**Required task**. Extract every entry word for word.

• • • •

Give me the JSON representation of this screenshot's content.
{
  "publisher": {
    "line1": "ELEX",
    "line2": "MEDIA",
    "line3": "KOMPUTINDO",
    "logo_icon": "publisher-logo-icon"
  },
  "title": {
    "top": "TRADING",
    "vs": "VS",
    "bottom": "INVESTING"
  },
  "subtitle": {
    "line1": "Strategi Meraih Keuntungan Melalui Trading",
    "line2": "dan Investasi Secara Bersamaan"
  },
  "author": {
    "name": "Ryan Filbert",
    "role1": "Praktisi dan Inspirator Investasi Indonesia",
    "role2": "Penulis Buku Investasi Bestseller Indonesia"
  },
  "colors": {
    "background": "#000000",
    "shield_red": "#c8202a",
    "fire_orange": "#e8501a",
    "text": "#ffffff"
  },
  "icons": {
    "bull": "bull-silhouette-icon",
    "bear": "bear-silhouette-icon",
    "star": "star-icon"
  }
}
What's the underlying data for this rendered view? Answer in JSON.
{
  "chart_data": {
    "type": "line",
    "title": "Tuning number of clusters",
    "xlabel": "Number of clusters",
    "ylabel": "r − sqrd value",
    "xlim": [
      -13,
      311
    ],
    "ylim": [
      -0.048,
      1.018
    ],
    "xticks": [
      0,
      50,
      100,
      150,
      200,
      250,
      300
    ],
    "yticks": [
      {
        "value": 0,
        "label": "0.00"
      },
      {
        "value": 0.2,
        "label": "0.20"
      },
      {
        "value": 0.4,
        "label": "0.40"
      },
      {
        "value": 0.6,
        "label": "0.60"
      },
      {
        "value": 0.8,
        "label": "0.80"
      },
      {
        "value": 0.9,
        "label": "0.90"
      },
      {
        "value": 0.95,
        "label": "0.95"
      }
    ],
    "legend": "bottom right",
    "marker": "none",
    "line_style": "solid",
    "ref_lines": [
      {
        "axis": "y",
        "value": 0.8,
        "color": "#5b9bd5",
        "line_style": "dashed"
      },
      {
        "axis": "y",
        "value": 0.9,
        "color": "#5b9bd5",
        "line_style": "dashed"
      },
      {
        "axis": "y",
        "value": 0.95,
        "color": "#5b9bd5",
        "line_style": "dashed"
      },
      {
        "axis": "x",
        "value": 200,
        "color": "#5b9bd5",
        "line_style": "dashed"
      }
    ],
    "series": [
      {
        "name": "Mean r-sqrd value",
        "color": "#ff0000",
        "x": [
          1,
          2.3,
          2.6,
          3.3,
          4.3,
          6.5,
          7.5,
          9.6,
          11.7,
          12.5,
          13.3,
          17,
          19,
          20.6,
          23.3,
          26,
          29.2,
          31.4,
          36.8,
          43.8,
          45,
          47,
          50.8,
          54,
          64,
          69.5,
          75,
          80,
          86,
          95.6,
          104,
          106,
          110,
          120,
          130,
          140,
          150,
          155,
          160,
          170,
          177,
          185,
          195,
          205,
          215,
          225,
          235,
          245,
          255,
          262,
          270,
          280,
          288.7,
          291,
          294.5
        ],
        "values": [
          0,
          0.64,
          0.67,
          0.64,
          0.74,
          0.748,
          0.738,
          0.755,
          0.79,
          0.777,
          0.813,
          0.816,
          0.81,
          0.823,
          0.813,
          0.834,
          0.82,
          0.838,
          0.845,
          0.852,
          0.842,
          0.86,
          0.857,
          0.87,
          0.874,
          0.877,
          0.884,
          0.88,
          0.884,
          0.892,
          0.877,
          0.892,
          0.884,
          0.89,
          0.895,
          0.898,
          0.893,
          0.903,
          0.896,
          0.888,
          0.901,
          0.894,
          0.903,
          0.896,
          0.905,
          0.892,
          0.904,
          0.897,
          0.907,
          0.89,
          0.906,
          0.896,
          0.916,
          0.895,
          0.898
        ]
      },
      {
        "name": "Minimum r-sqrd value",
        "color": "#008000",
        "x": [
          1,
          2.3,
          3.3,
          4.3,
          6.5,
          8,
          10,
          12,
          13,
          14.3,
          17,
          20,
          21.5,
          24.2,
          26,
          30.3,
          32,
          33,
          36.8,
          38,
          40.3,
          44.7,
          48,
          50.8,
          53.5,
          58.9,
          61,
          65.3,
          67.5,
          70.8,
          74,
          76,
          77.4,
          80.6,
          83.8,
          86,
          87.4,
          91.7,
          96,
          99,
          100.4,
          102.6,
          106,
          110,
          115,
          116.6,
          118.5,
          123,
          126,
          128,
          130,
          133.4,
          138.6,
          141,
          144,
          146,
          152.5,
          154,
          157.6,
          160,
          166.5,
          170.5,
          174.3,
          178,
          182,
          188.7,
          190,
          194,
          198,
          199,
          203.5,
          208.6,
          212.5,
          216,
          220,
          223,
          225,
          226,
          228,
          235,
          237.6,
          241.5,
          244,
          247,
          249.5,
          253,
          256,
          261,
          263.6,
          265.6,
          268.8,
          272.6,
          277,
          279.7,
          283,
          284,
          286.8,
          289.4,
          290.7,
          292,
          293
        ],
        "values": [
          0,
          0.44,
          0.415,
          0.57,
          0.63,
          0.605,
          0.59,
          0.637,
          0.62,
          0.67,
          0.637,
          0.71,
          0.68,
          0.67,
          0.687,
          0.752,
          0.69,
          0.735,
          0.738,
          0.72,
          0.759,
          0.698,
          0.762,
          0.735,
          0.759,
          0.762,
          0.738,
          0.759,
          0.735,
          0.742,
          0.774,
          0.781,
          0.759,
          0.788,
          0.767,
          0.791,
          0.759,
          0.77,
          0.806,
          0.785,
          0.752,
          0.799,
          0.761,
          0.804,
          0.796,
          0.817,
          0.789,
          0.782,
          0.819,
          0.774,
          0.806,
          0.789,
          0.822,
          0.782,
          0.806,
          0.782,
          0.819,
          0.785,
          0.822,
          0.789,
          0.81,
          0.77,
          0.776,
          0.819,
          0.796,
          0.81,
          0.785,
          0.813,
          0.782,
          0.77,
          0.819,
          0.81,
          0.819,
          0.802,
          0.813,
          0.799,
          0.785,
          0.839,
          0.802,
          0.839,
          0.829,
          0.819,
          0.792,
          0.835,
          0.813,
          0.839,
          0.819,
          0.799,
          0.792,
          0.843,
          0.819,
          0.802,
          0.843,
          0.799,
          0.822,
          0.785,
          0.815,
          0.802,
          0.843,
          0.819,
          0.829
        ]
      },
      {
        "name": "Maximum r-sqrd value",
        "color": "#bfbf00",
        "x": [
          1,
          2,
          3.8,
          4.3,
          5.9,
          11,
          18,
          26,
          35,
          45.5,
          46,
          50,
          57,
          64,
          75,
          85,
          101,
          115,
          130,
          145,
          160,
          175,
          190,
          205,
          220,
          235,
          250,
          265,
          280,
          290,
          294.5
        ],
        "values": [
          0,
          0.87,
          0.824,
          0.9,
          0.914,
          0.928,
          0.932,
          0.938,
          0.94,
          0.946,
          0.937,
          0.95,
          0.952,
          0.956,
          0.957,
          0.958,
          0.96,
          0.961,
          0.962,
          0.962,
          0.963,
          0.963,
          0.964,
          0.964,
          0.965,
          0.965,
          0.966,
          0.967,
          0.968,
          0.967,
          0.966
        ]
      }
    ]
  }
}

• • • •

**Solved problem**.
Give me the JSON representation of this screenshot's content.
{
  "publisher": {
    "line1": "ELEX",
    "line2": "MEDIA",
    "line3": "KOMPUTINDO",
    "logo_icon": "publisher-logo-icon"
  },
  "title": {
    "top": "TRADING",
    "vs": "VS",
    "bottom": "INVESTING"
  },
  "subtitle": {
    "line1": "Strategi Meraih Keuntungan Melalui Trading",
    "line2": "dan Investasi Secara Bersamaan"
  },
  "author": {
    "name": "Ryan Filbert",
    "role1": "Praktisi dan Inspirator Investasi Indonesia",
    "role2": "Penulis Buku Investasi Bestseller Indonesia"
  },
  "colors": {
    "background": "#000000",
    "shield_red": "#c8202a",
    "fire_orange": "#e8501a",
    "text": "#ffffff"
  },
  "icons": {
    "bull": "bull-silhouette-icon",
    "bear": "bear-silhouette-icon",
    "star": "star-icon"
  }
}
What's the underlying data for this rendered view? Answer in JSON.
{
  "chart_data": {
    "type": "line",
    "title": "Tuning number of clusters",
    "xlabel": "Number of clusters",
    "ylabel": "r − sqrd value",
    "xlim": [
      -13,
      311
    ],
    "ylim": [
      -0.048,
      1.018
    ],
    "xticks": [
      0,
      50,
      100,
      150,
      200,
      250,
      300
    ],
    "yticks": [
      {
        "value": 0,
        "label": "0.00"
      },
      {
        "value": 0.2,
        "label": "0.20"
      },
      {
        "value": 0.4,
        "label": "0.40"
      },
      {
        "value": 0.6,
        "label": "0.60"
      },
      {
        "value": 0.8,
        "label": "0.80"
      },
      {
        "value": 0.9,
        "label": "0.90"
      },
      {
        "value": 0.95,
        "label": "0.95"
      }
    ],
    "legend": "bottom right",
    "marker": "none",
    "line_style": "solid",
    "ref_lines": [
      {
        "axis": "y",
        "value": 0.8,
        "color": "#5b9bd5",
        "line_style": "dashed"
      },
      {
        "axis": "y",
        "value": 0.9,
        "color": "#5b9bd5",
        "line_style": "dashed"
      },
      {
        "axis": "y",
        "value": 0.95,
        "color": "#5b9bd5",
        "line_style": "dashed"
      },
      {
        "axis": "x",
        "value": 200,
        "color": "#5b9bd5",
        "line_style": "dashed"
      }
    ],
    "series": [
      {
        "name": "Mean r-sqrd value",
        "color": "#ff0000",
        "x": [
          1,
          2.3,
          2.6,
          3.3,
          4.3,
          6.5,
          7.5,
          9.6,
          11.7,
          12.5,
          13.3,
          17,
          19,
          20.6,
          23.3,
          26,
          29.2,
          31.4,
          36.8,
          43.8,
          45,
          47,
          50.8,
          54,
          64,
          69.5,
          75,
          80,
          86,
          95.6,
          104,
          106,
          110,
          120,
          130,
          140,
          150,
          155,
          160,
          170,
          177,
          185,
          195,
          205,
          215,
          225,
          235,
          245,
          255,
          262,
          270,
          280,
          288.7,
          291,
          294.5
        ],
        "values": [
          0,
          0.64,
          0.67,
          0.64,
          0.74,
          0.748,
          0.738,
          0.755,
          0.79,
          0.777,
          0.813,
          0.816,
          0.81,
          0.823,
          0.813,
          0.834,
          0.82,
          0.838,
          0.845,
          0.852,
          0.842,
          0.86,
          0.857,
          0.87,
          0.874,
          0.877,
          0.884,
          0.88,
          0.884,
          0.892,
          0.877,
          0.892,
          0.884,
          0.89,
          0.895,
          0.898,
          0.893,
          0.903,
          0.896,
          0.888,
          0.901,
          0.894,
          0.903,
          0.896,
          0.905,
          0.892,
          0.904,
          0.897,
          0.907,
          0.89,
          0.906,
          0.896,
          0.916,
          0.895,
          0.898
        ]
      },
      {
        "name": "Minimum r-sqrd value",
        "color": "#008000",
        "x": [
          1,
          2.3,
          3.3,
          4.3,
          6.5,
          8,
          10,
          12,
          13,
          14.3,
          17,
          20,
          21.5,
          24.2,
          26,
          30.3,
          32,
          33,
          36.8,
          38,
          40.3,
          44.7,
          48,
          50.8,
          53.5,
          58.9,
          61,
          65.3,
          67.5,
          70.8,
          74,
          76,
          77.4,
          80.6,
          83.8,
          86,
          87.4,
          91.7,
          96,
          99,
          100.4,
          102.6,
          106,
          110,
          115,
          116.6,
          118.5,
          123,
          126,
          128,
          130,
          133.4,
          138.6,
          141,
          144,
          146,
          152.5,
          154,
          157.6,
          160,
          166.5,
          170.5,
          174.3,
          178,
          182,
          188.7,
          190,
          194,
          198,
          199,
          203.5,
          208.6,
          212.5,
          216,
          220,
          223,
          225,
          226,
          228,
          235,
          237.6,
          241.5,
          244,
          247,
          249.5,
          253,
          256,
          261,
          263.6,
          265.6,
          268.8,
          272.6,
          277,
          279.7,
          283,
          284,
          286.8,
          289.4,
          290.7,
          292,
          293
        ],
        "values": [
          0,
          0.44,
          0.415,
          0.57,
          0.63,
          0.605,
          0.59,
          0.637,
          0.62,
          0.67,
          0.637,
          0.71,
          0.68,
          0.67,
          0.687,
          0.752,
          0.69,
          0.735,
          0.738,
          0.72,
          0.759,
          0.698,
          0.762,
          0.735,
          0.759,
          0.762,
          0.738,
          0.759,
          0.735,
          0.742,
          0.774,
          0.781,
          0.759,
          0.788,
          0.767,
          0.791,
          0.759,
          0.77,
          0.806,
          0.785,
          0.752,
          0.799,
          0.761,
          0.804,
          0.796,
          0.817,
          0.789,
          0.782,
          0.819,
          0.774,
          0.806,
          0.789,
          0.822,
          0.782,
          0.806,
          0.782,
          0.819,
          0.785,
          0.822,
          0.789,
          0.81,
          0.77,
          0.776,
          0.819,
          0.796,
          0.81,
          0.785,
          0.813,
          0.782,
          0.77,
          0.819,
          0.81,
          0.819,
          0.802,
          0.813,
          0.799,
          0.785,
          0.839,
          0.802,
          0.839,
          0.829,
          0.819,
          0.792,
          0.835,
          0.813,
          0.839,
          0.819,
          0.799,
          0.792,
          0.843,
          0.819,
          0.802,
          0.843,
          0.799,
          0.822,
          0.785,
          0.815,
          0.802,
          0.843,
          0.819,
          0.829
        ]
      },
      {
        "name": "Maximum r-sqrd value",
        "color": "#bfbf00",
        "x": [
          1,
          2,
          3.8,
          4.3,
          5.9,
          11,
          18,
          26,
          35,
          45.5,
          46,
          50,
          57,
          64,
          75,
          85,
          101,
          115,
          130,
          145,
          160,
          175,
          190,
          205,
          220,
          235,
          250,
          265,
          280,
          290,
          294.5
        ],
        "values": [
          0,
          0.87,
          0.824,
          0.9,
          0.914,
          0.928,
          0.932,
          0.938,
          0.94,
          0.946,
          0.937,
          0.95,
          0.952,
          0.956,
          0.957,
          0.958,
          0.96,
          0.961,
          0.962,
          0.962,
          0.963,
          0.963,
          0.964,
          0.964,
          0.965,
          0.965,
          0.966,
          0.967,
          0.968,
          0.967,
          0.966
        ]
      }
    ]
  }
}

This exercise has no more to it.